PROVIDED INFORMATION:
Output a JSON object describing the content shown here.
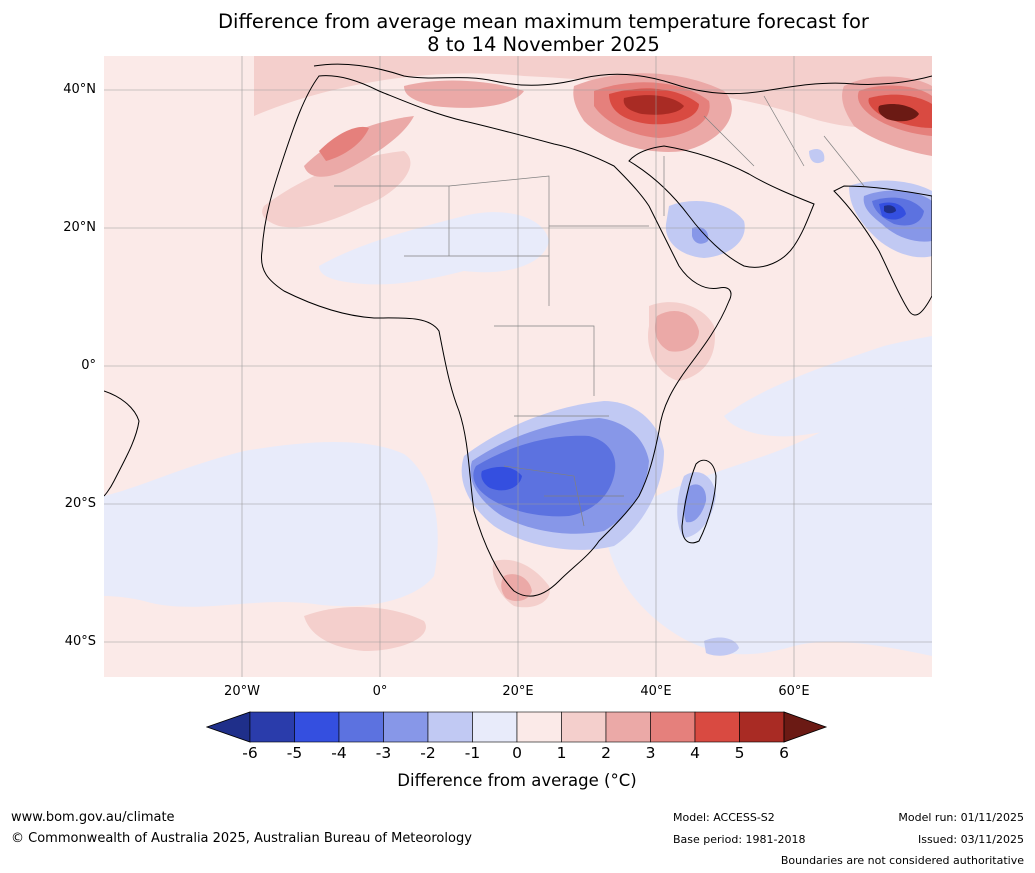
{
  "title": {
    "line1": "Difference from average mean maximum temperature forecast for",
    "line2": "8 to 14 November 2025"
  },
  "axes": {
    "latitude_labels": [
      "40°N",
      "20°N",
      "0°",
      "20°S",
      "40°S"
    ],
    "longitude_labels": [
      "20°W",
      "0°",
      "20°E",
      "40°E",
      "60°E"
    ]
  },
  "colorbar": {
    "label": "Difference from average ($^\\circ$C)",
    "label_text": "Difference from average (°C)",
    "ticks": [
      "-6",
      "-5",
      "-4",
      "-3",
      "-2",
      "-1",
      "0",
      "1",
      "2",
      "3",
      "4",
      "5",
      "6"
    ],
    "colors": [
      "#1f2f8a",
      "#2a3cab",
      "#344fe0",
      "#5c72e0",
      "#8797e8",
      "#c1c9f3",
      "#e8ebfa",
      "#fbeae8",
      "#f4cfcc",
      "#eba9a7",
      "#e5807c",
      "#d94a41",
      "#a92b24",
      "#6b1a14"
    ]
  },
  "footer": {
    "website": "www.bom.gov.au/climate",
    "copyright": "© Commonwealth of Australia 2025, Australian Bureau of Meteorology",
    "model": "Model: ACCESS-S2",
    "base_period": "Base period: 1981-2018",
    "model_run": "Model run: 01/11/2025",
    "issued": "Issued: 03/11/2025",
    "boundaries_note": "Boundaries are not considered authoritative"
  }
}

GIVEN INSTRUCTION: Pull out every line of the records that includes the string "from".

REPLY TO THE TASK:
    "line1": "Difference from average mean maximum temperature forecast for",
    "label": "Difference from average ($^\\circ$C)",
    "label_text": "Difference from average (°C)",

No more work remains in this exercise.